Top of RECORDS FOR PROCESSING

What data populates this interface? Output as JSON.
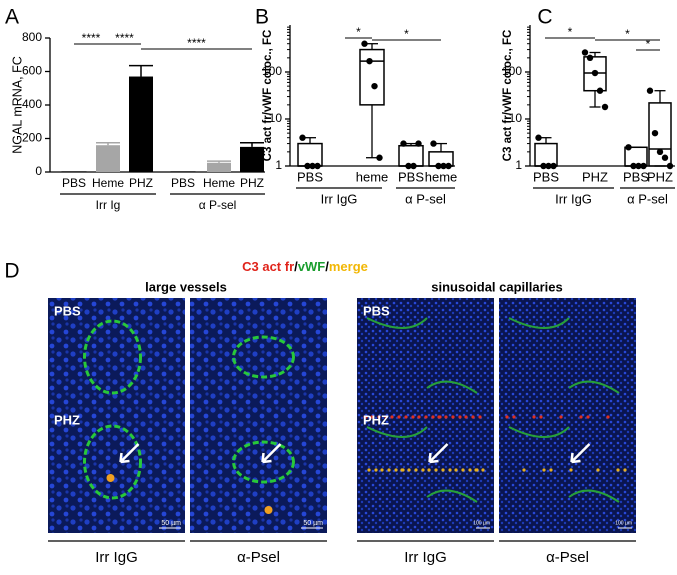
{
  "chart_data": [
    {
      "type": "bar",
      "panel": "A",
      "ylabel": "NGAL mRNA, FC",
      "categories": [
        "PBS",
        "Heme",
        "PHZ",
        "PBS",
        "Heme",
        "PHZ"
      ],
      "groups": [
        "Irr Ig",
        "α P-sel"
      ],
      "values": [
        1,
        160,
        570,
        1,
        55,
        150
      ],
      "errors": [
        0,
        15,
        65,
        0,
        10,
        25
      ],
      "colors": [
        "#ffffff",
        "#a6a6a6",
        "#000000",
        "#ffffff",
        "#a6a6a6",
        "#000000"
      ],
      "ylim": [
        0,
        800
      ],
      "yticks": [
        0,
        200,
        400,
        600,
        800
      ],
      "annotations": [
        "****",
        "****",
        "****"
      ]
    },
    {
      "type": "box",
      "panel": "B",
      "ylabel": "C3 act fr/vWF coloc., FC",
      "log": true,
      "categories": [
        "PBS",
        "heme",
        "PBS",
        "heme"
      ],
      "groups": [
        "Irr IgG",
        "α P-sel"
      ],
      "boxes": [
        {
          "min": 1,
          "q1": 1,
          "median": 1,
          "q3": 3,
          "max": 4
        },
        {
          "min": 1.5,
          "q1": 20,
          "median": 170,
          "q3": 300,
          "max": 400
        },
        {
          "min": 1,
          "q1": 1,
          "median": 1,
          "q3": 2.7,
          "max": 3
        },
        {
          "min": 1,
          "q1": 1,
          "median": 1,
          "q3": 2,
          "max": 3
        }
      ],
      "points": [
        [
          4,
          1,
          1,
          1
        ],
        [
          400,
          170,
          50,
          1.5
        ],
        [
          3,
          1,
          1,
          3
        ],
        [
          3,
          1,
          1,
          1
        ]
      ],
      "ylim": [
        1,
        1000
      ],
      "yticks": [
        1,
        10,
        100
      ],
      "annotations": [
        "*",
        "*"
      ]
    },
    {
      "type": "box",
      "panel": "C",
      "ylabel": "C3 act fr/vWF coloc., FC",
      "log": true,
      "categories": [
        "PBS",
        "PHZ",
        "PBS",
        "PHZ"
      ],
      "groups": [
        "Irr IgG",
        "α P-sel"
      ],
      "boxes": [
        {
          "min": 1,
          "q1": 1,
          "median": 1,
          "q3": 3,
          "max": 4
        },
        {
          "min": 18,
          "q1": 40,
          "median": 95,
          "q3": 210,
          "max": 260
        },
        {
          "min": 1,
          "q1": 1,
          "median": 1,
          "q3": 2.5,
          "max": 2.5
        },
        {
          "min": 1,
          "q1": 1,
          "median": 2.3,
          "q3": 22,
          "max": 40
        }
      ],
      "points": [
        [
          4,
          1,
          1,
          1
        ],
        [
          260,
          200,
          95,
          40,
          18
        ],
        [
          2.5,
          1,
          1,
          1
        ],
        [
          40,
          5,
          2,
          1.5,
          1
        ]
      ],
      "ylim": [
        1,
        1000
      ],
      "yticks": [
        1,
        10,
        100
      ],
      "annotations": [
        "*",
        "*",
        "*"
      ]
    }
  ],
  "panel_d": {
    "letter": "D",
    "legend": [
      "C3 act fr",
      "/",
      "vWF",
      "/",
      "merge"
    ],
    "titles": [
      "large vessels",
      "sinusoidal capillaries"
    ],
    "row_labels": [
      "PBS",
      "PHZ"
    ],
    "scale_bars": [
      "50 µm",
      "100 µm"
    ],
    "column_labels": [
      "Irr IgG",
      "α-Psel"
    ]
  }
}
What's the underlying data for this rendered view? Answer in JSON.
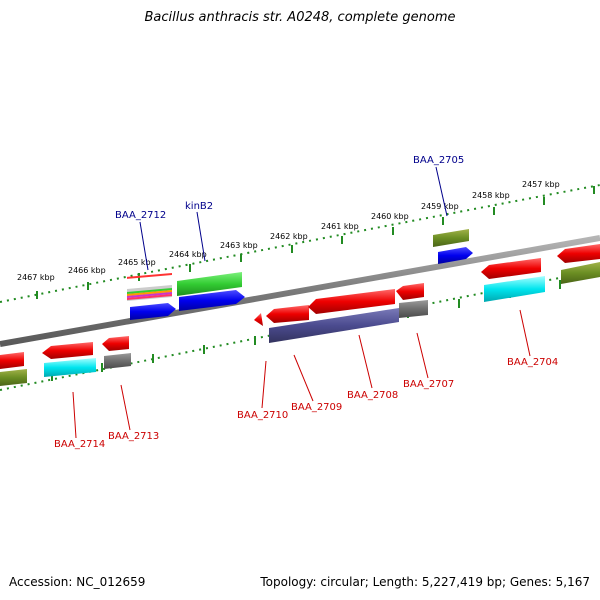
{
  "title": "Bacillus anthracis str. A0248, complete genome",
  "footer": {
    "accession": "Accession: NC_012659",
    "summary": "Topology: circular; Length: 5,227,419 bp; Genes: 5,167"
  },
  "ticks": [
    "2467 kbp",
    "2466 kbp",
    "2465 kbp",
    "2464 kbp",
    "2463 kbp",
    "2462 kbp",
    "2461 kbp",
    "2460 kbp",
    "2459 kbp",
    "2458 kbp",
    "2457 kbp"
  ],
  "genes_top": [
    "BAA_2712",
    "kinB2",
    "BAA_2705"
  ],
  "genes_bottom": [
    "BAA_2714",
    "BAA_2713",
    "BAA_2710",
    "BAA_2709",
    "BAA_2708",
    "BAA_2707",
    "BAA_2704"
  ],
  "colors": {
    "forward_label": "#00008b",
    "reverse_label": "#cc0000",
    "backbone": "#8a8a8a",
    "ruler": "#228b22"
  }
}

Bottom of RECORDS FOR PROCESSING

## [PROBLEM STATEMENT]
A faithful, complete copy of the records above is required, one that contains no pictures.

## [COMPLETED TASK]
What data populates this interface? Output as JSON.
{
  "chart_data": [
    {
      "type": "bar",
      "panel": "A",
      "ylabel": "NGAL mRNA, FC",
      "categories": [
        "PBS",
        "Heme",
        "PHZ",
        "PBS",
        "Heme",
        "PHZ"
      ],
      "groups": [
        "Irr Ig",
        "α P-sel"
      ],
      "values": [
        1,
        160,
        570,
        1,
        55,
        150
      ],
      "errors": [
        0,
        15,
        65,
        0,
        10,
        25
      ],
      "colors": [
        "#ffffff",
        "#a6a6a6",
        "#000000",
        "#ffffff",
        "#a6a6a6",
        "#000000"
      ],
      "ylim": [
        0,
        800
      ],
      "yticks": [
        0,
        200,
        400,
        600,
        800
      ],
      "annotations": [
        "****",
        "****",
        "****"
      ]
    },
    {
      "type": "box",
      "panel": "B",
      "ylabel": "C3 act fr/vWF coloc., FC",
      "log": true,
      "categories": [
        "PBS",
        "heme",
        "PBS",
        "heme"
      ],
      "groups": [
        "Irr IgG",
        "α P-sel"
      ],
      "boxes": [
        {
          "min": 1,
          "q1": 1,
          "median": 1,
          "q3": 3,
          "max": 4
        },
        {
          "min": 1.5,
          "q1": 20,
          "median": 170,
          "q3": 300,
          "max": 400
        },
        {
          "min": 1,
          "q1": 1,
          "median": 1,
          "q3": 2.7,
          "max": 3
        },
        {
          "min": 1,
          "q1": 1,
          "median": 1,
          "q3": 2,
          "max": 3
        }
      ],
      "points": [
        [
          4,
          1,
          1,
          1
        ],
        [
          400,
          170,
          50,
          1.5
        ],
        [
          3,
          1,
          1,
          3
        ],
        [
          3,
          1,
          1,
          1
        ]
      ],
      "ylim": [
        1,
        1000
      ],
      "yticks": [
        1,
        10,
        100
      ],
      "annotations": [
        "*",
        "*"
      ]
    },
    {
      "type": "box",
      "panel": "C",
      "ylabel": "C3 act fr/vWF coloc., FC",
      "log": true,
      "categories": [
        "PBS",
        "PHZ",
        "PBS",
        "PHZ"
      ],
      "groups": [
        "Irr IgG",
        "α P-sel"
      ],
      "boxes": [
        {
          "min": 1,
          "q1": 1,
          "median": 1,
          "q3": 3,
          "max": 4
        },
        {
          "min": 18,
          "q1": 40,
          "median": 95,
          "q3": 210,
          "max": 260
        },
        {
          "min": 1,
          "q1": 1,
          "median": 1,
          "q3": 2.5,
          "max": 2.5
        },
        {
          "min": 1,
          "q1": 1,
          "median": 2.3,
          "q3": 22,
          "max": 40
        }
      ],
      "points": [
        [
          4,
          1,
          1,
          1
        ],
        [
          260,
          200,
          95,
          40,
          18
        ],
        [
          2.5,
          1,
          1,
          1
        ],
        [
          40,
          5,
          2,
          1.5,
          1
        ]
      ],
      "ylim": [
        1,
        1000
      ],
      "yticks": [
        1,
        10,
        100
      ],
      "annotations": [
        "*",
        "*",
        "*"
      ]
    }
  ],
  "panel_d": {
    "letter": "D",
    "legend": [
      "C3 act fr",
      "/",
      "vWF",
      "/",
      "merge"
    ],
    "titles": [
      "large vessels",
      "sinusoidal capillaries"
    ],
    "row_labels": [
      "PBS",
      "PHZ"
    ],
    "scale_bars": [
      "50 µm",
      "100 µm"
    ],
    "column_labels": [
      "Irr IgG",
      "α-Psel"
    ]
  }
}
What's the underlying data for this rendered view? Answer in JSON.
{
  "title": "Bacillus anthracis str. A0248, complete genome",
  "footer": {
    "accession": "Accession: NC_012659",
    "summary": "Topology: circular; Length: 5,227,419 bp; Genes: 5,167"
  },
  "ticks": [
    "2467 kbp",
    "2466 kbp",
    "2465 kbp",
    "2464 kbp",
    "2463 kbp",
    "2462 kbp",
    "2461 kbp",
    "2460 kbp",
    "2459 kbp",
    "2458 kbp",
    "2457 kbp"
  ],
  "genes_top": [
    "BAA_2712",
    "kinB2",
    "BAA_2705"
  ],
  "genes_bottom": [
    "BAA_2714",
    "BAA_2713",
    "BAA_2710",
    "BAA_2709",
    "BAA_2708",
    "BAA_2707",
    "BAA_2704"
  ],
  "colors": {
    "forward_label": "#00008b",
    "reverse_label": "#cc0000",
    "backbone": "#8a8a8a",
    "ruler": "#228b22"
  }
}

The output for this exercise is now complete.